[Items from a figure collection]
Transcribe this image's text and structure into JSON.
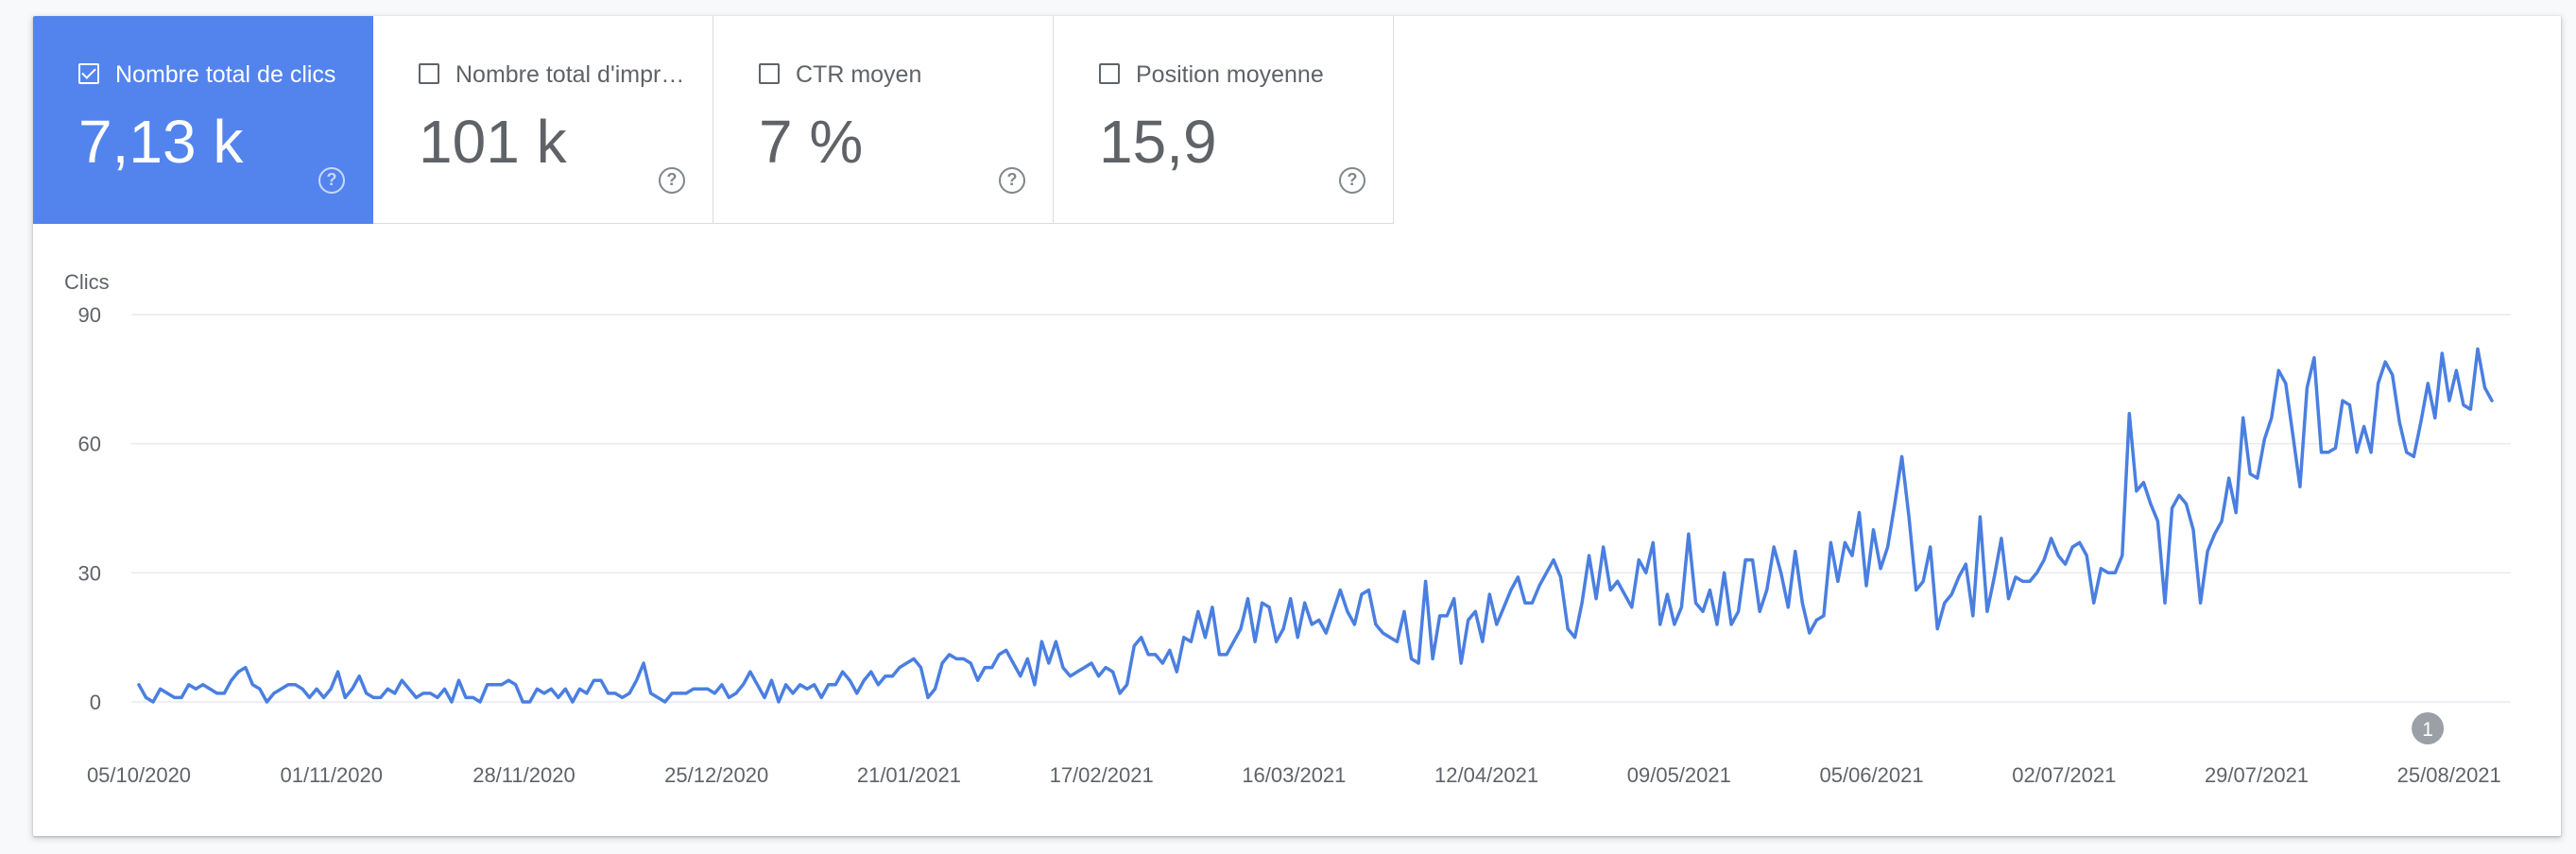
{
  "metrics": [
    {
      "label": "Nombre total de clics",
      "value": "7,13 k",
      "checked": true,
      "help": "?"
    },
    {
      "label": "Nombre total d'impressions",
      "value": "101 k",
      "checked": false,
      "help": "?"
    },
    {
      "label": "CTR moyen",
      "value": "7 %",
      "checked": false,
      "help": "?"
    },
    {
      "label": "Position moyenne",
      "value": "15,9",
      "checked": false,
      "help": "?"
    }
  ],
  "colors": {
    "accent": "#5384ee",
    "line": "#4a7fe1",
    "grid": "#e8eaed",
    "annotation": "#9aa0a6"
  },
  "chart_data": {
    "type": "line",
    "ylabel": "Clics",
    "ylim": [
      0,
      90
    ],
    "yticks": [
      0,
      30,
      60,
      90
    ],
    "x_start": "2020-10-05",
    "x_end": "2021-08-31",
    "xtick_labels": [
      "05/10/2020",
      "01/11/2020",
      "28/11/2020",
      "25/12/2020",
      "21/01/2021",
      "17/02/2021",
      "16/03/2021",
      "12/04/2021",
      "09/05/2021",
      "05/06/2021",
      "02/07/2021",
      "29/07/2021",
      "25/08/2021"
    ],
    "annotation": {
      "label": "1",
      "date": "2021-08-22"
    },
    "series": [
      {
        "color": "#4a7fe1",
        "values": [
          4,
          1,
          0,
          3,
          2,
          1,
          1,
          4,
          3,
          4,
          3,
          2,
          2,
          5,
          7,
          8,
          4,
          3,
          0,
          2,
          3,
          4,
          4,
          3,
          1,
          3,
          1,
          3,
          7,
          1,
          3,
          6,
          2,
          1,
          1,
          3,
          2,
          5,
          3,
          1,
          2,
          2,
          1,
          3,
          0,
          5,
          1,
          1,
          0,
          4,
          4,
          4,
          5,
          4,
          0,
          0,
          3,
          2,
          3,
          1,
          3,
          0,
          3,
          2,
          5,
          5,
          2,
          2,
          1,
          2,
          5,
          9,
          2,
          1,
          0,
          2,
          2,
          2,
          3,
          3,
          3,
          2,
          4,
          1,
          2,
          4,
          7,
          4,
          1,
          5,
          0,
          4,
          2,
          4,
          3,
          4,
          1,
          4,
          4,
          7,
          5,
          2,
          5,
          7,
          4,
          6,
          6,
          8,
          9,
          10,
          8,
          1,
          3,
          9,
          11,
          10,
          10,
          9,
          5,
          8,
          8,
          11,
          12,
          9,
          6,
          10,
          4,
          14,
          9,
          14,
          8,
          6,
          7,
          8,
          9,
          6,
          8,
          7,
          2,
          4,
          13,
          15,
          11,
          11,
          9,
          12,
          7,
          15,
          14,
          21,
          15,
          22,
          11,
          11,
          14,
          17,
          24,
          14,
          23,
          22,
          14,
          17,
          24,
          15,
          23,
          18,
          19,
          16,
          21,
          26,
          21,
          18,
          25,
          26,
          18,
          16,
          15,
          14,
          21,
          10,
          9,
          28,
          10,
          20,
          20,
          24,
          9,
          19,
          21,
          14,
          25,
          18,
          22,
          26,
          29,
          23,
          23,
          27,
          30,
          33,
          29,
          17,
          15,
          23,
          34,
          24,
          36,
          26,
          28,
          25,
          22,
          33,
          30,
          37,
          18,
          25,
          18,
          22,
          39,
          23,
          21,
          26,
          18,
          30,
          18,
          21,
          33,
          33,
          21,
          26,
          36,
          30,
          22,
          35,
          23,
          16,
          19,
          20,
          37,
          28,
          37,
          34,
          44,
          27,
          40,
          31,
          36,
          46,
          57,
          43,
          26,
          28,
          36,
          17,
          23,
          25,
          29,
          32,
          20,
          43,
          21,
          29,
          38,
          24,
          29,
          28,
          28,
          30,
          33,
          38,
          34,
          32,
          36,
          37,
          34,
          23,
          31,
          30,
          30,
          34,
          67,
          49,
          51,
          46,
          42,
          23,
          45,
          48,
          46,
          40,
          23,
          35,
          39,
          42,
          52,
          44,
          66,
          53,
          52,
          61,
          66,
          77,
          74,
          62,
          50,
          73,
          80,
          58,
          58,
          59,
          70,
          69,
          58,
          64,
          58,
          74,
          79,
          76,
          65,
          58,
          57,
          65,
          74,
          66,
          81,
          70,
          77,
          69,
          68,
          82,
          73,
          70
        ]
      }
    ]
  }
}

BRIEF
Transcribe every line from the records above without alteration, and leave out the images.

FINISHED EXERCISE
Transcribe this image's text and structure into JSON.
{
  "metrics": [
    {
      "label": "Nombre total de clics",
      "value": "7,13 k",
      "checked": true,
      "help": "?"
    },
    {
      "label": "Nombre total d'impressions",
      "value": "101 k",
      "checked": false,
      "help": "?"
    },
    {
      "label": "CTR moyen",
      "value": "7 %",
      "checked": false,
      "help": "?"
    },
    {
      "label": "Position moyenne",
      "value": "15,9",
      "checked": false,
      "help": "?"
    }
  ],
  "colors": {
    "accent": "#5384ee",
    "line": "#4a7fe1",
    "grid": "#e8eaed",
    "annotation": "#9aa0a6"
  },
  "chart_data": {
    "type": "line",
    "ylabel": "Clics",
    "ylim": [
      0,
      90
    ],
    "yticks": [
      0,
      30,
      60,
      90
    ],
    "x_start": "2020-10-05",
    "x_end": "2021-08-31",
    "xtick_labels": [
      "05/10/2020",
      "01/11/2020",
      "28/11/2020",
      "25/12/2020",
      "21/01/2021",
      "17/02/2021",
      "16/03/2021",
      "12/04/2021",
      "09/05/2021",
      "05/06/2021",
      "02/07/2021",
      "29/07/2021",
      "25/08/2021"
    ],
    "annotation": {
      "label": "1",
      "date": "2021-08-22"
    },
    "series": [
      {
        "color": "#4a7fe1",
        "values": [
          4,
          1,
          0,
          3,
          2,
          1,
          1,
          4,
          3,
          4,
          3,
          2,
          2,
          5,
          7,
          8,
          4,
          3,
          0,
          2,
          3,
          4,
          4,
          3,
          1,
          3,
          1,
          3,
          7,
          1,
          3,
          6,
          2,
          1,
          1,
          3,
          2,
          5,
          3,
          1,
          2,
          2,
          1,
          3,
          0,
          5,
          1,
          1,
          0,
          4,
          4,
          4,
          5,
          4,
          0,
          0,
          3,
          2,
          3,
          1,
          3,
          0,
          3,
          2,
          5,
          5,
          2,
          2,
          1,
          2,
          5,
          9,
          2,
          1,
          0,
          2,
          2,
          2,
          3,
          3,
          3,
          2,
          4,
          1,
          2,
          4,
          7,
          4,
          1,
          5,
          0,
          4,
          2,
          4,
          3,
          4,
          1,
          4,
          4,
          7,
          5,
          2,
          5,
          7,
          4,
          6,
          6,
          8,
          9,
          10,
          8,
          1,
          3,
          9,
          11,
          10,
          10,
          9,
          5,
          8,
          8,
          11,
          12,
          9,
          6,
          10,
          4,
          14,
          9,
          14,
          8,
          6,
          7,
          8,
          9,
          6,
          8,
          7,
          2,
          4,
          13,
          15,
          11,
          11,
          9,
          12,
          7,
          15,
          14,
          21,
          15,
          22,
          11,
          11,
          14,
          17,
          24,
          14,
          23,
          22,
          14,
          17,
          24,
          15,
          23,
          18,
          19,
          16,
          21,
          26,
          21,
          18,
          25,
          26,
          18,
          16,
          15,
          14,
          21,
          10,
          9,
          28,
          10,
          20,
          20,
          24,
          9,
          19,
          21,
          14,
          25,
          18,
          22,
          26,
          29,
          23,
          23,
          27,
          30,
          33,
          29,
          17,
          15,
          23,
          34,
          24,
          36,
          26,
          28,
          25,
          22,
          33,
          30,
          37,
          18,
          25,
          18,
          22,
          39,
          23,
          21,
          26,
          18,
          30,
          18,
          21,
          33,
          33,
          21,
          26,
          36,
          30,
          22,
          35,
          23,
          16,
          19,
          20,
          37,
          28,
          37,
          34,
          44,
          27,
          40,
          31,
          36,
          46,
          57,
          43,
          26,
          28,
          36,
          17,
          23,
          25,
          29,
          32,
          20,
          43,
          21,
          29,
          38,
          24,
          29,
          28,
          28,
          30,
          33,
          38,
          34,
          32,
          36,
          37,
          34,
          23,
          31,
          30,
          30,
          34,
          67,
          49,
          51,
          46,
          42,
          23,
          45,
          48,
          46,
          40,
          23,
          35,
          39,
          42,
          52,
          44,
          66,
          53,
          52,
          61,
          66,
          77,
          74,
          62,
          50,
          73,
          80,
          58,
          58,
          59,
          70,
          69,
          58,
          64,
          58,
          74,
          79,
          76,
          65,
          58,
          57,
          65,
          74,
          66,
          81,
          70,
          77,
          69,
          68,
          82,
          73,
          70
        ]
      }
    ]
  }
}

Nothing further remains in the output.